• _Material_:
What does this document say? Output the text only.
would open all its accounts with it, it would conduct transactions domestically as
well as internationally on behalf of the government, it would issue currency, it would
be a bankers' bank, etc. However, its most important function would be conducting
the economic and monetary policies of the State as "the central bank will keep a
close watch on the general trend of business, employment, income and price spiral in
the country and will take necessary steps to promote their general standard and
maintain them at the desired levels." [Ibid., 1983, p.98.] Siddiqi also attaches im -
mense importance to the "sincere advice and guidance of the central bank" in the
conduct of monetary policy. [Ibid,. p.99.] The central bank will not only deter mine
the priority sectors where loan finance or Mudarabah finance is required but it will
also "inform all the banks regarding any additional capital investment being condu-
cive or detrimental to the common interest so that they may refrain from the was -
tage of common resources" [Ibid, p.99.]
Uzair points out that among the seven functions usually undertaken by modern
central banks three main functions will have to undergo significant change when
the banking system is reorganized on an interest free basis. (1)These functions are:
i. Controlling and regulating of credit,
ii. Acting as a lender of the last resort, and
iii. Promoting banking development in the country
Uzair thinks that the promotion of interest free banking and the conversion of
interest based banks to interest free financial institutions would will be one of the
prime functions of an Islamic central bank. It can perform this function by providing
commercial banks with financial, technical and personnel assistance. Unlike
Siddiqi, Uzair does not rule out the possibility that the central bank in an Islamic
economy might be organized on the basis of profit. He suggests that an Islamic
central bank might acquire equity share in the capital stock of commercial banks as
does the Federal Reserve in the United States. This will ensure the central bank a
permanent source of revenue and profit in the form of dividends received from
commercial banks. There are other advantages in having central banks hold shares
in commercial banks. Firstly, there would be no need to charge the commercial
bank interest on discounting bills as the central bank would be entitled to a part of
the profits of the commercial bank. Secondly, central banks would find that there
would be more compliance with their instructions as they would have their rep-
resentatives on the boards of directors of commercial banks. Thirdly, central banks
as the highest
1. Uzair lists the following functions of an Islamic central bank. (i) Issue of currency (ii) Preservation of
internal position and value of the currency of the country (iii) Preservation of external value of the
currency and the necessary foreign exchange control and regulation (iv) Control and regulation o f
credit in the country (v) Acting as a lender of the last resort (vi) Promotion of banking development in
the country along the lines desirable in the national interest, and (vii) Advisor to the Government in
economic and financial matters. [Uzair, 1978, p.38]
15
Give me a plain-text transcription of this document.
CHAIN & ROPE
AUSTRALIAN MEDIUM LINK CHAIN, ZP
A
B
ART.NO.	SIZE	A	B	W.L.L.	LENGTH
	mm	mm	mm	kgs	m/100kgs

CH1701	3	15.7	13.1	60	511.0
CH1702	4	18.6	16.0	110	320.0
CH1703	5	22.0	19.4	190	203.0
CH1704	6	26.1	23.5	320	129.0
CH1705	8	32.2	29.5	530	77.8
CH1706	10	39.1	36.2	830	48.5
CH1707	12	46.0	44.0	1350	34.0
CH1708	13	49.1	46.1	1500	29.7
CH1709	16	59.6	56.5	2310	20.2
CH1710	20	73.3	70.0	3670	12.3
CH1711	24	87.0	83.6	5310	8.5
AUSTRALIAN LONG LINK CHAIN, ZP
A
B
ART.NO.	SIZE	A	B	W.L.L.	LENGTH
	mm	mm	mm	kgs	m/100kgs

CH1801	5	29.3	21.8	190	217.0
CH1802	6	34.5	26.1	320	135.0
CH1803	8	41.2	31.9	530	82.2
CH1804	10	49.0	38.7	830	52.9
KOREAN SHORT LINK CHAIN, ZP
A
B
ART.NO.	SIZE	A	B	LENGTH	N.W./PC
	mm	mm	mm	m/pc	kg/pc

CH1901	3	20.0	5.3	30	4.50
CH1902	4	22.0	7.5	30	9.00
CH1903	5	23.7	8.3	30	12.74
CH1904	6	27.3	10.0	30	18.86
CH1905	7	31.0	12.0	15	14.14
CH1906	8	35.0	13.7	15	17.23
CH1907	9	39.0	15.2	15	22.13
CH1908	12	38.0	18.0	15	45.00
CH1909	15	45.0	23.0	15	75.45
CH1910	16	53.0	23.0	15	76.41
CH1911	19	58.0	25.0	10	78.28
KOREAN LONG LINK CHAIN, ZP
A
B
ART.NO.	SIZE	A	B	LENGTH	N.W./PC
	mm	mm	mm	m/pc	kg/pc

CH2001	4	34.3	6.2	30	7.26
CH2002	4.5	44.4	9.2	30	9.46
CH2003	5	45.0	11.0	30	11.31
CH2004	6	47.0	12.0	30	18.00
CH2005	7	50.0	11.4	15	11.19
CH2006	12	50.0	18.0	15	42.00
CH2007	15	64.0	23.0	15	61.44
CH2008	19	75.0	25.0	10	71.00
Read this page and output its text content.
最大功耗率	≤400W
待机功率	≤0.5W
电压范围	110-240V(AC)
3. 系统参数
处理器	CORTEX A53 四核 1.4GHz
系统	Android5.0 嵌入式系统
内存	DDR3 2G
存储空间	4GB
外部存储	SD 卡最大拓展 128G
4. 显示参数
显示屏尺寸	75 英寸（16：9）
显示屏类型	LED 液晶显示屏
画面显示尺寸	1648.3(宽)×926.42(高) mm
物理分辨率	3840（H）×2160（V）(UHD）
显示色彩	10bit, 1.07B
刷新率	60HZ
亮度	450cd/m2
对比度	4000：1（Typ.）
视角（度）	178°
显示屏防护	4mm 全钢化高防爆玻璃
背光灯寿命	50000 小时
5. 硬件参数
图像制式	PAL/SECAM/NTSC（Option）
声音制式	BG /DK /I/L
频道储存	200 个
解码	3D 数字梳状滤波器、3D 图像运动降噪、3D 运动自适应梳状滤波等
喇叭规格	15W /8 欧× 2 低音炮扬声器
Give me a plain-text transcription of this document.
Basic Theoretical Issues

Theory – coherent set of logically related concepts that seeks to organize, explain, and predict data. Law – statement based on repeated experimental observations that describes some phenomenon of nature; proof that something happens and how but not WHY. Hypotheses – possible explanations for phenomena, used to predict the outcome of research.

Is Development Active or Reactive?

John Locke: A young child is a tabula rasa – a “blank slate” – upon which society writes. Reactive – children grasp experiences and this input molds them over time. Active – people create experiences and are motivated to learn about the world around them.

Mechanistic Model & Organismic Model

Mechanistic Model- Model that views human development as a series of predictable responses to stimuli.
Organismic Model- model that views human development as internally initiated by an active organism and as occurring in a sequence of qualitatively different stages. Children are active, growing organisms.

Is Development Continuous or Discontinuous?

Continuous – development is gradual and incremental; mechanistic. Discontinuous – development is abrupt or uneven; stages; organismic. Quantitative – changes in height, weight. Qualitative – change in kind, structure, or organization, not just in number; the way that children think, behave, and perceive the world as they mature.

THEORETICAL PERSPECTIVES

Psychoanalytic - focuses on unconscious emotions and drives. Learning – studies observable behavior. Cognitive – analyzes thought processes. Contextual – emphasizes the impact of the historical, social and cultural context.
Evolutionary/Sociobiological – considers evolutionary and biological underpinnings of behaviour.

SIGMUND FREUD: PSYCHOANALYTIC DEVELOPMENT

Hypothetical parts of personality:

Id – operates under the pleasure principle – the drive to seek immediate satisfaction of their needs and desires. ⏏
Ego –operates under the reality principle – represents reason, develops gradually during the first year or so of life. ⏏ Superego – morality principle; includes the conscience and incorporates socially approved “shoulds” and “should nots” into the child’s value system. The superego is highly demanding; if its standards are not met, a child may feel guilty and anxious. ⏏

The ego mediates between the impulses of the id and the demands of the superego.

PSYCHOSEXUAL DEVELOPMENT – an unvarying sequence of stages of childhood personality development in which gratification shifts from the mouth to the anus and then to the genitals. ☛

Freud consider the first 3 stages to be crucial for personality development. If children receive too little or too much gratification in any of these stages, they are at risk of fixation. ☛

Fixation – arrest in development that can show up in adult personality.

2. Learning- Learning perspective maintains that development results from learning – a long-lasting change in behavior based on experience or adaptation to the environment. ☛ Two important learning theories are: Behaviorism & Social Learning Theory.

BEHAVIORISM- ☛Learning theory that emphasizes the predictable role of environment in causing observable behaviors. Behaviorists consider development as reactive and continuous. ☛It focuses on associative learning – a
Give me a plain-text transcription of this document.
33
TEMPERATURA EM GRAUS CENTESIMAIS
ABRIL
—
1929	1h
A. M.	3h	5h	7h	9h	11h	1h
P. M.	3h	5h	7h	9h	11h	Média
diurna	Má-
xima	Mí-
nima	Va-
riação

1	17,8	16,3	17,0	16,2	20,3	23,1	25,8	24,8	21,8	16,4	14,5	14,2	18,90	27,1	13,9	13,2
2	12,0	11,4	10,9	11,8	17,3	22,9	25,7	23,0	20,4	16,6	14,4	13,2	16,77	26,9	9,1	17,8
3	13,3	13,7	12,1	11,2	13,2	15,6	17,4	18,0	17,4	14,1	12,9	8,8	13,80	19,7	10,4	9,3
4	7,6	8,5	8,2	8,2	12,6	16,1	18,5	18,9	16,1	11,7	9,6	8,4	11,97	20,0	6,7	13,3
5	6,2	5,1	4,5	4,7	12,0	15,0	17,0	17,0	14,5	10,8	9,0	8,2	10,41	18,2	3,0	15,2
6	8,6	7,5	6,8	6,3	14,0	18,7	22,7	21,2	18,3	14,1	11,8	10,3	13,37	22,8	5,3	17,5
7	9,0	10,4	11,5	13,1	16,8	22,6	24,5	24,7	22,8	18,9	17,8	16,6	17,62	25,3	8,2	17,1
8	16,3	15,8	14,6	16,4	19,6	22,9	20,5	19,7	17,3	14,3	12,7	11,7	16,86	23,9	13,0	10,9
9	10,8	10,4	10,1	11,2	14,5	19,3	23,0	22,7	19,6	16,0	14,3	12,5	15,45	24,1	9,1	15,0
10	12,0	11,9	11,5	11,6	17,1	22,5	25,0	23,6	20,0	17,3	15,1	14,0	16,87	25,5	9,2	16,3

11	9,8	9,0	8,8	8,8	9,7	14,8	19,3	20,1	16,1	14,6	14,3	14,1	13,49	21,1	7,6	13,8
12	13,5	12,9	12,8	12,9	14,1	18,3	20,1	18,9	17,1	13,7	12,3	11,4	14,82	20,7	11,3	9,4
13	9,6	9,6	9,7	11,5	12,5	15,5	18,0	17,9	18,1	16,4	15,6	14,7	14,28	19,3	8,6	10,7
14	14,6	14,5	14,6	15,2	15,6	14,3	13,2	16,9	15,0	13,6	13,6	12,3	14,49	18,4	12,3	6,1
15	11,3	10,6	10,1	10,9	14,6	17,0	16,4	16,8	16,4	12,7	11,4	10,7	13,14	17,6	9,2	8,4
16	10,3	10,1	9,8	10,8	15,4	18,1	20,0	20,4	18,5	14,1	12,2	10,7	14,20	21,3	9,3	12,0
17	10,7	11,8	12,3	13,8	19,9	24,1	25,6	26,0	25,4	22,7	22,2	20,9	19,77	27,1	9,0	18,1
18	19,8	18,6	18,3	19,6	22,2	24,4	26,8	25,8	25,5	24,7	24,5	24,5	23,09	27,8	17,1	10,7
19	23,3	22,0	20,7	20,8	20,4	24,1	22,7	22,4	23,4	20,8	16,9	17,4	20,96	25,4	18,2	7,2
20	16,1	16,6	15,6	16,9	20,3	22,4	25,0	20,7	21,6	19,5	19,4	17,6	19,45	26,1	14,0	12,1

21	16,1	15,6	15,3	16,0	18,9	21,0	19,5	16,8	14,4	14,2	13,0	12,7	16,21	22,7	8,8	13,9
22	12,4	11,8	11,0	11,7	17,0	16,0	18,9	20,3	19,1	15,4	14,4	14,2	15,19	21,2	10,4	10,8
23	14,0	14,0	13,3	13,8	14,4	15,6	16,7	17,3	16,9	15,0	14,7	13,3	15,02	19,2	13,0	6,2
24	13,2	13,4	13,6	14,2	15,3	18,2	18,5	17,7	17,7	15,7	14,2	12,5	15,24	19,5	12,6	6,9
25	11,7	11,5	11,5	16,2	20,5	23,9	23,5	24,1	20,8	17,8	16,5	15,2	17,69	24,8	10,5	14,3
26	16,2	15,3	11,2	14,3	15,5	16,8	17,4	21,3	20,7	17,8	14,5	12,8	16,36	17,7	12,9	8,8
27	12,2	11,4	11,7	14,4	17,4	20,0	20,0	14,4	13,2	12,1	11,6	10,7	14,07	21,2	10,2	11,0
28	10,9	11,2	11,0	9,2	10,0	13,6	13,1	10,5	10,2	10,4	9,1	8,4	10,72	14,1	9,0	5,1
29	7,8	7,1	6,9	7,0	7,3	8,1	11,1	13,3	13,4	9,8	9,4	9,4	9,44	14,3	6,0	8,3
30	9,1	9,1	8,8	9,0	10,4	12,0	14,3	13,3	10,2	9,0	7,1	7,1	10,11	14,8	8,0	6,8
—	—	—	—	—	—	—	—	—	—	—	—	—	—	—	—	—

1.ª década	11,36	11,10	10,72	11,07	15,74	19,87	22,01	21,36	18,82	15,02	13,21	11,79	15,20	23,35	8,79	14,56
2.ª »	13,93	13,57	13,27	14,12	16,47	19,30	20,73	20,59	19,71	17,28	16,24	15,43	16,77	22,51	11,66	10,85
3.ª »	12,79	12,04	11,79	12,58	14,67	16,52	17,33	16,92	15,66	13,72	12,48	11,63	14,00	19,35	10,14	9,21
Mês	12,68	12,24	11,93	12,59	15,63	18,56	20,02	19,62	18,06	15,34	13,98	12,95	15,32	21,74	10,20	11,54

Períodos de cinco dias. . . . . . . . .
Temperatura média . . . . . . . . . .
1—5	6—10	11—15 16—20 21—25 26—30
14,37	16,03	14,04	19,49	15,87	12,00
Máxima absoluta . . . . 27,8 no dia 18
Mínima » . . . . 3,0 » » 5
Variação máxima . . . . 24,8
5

• _Task to carry out_: Using the material above, copy every line in which the string "basis" occurs.

• _Task output_:
the banking system is reorganized on an interest free basis. (1)These functions are:
economy might be organized on the basis of profit. He suggests that an Islamic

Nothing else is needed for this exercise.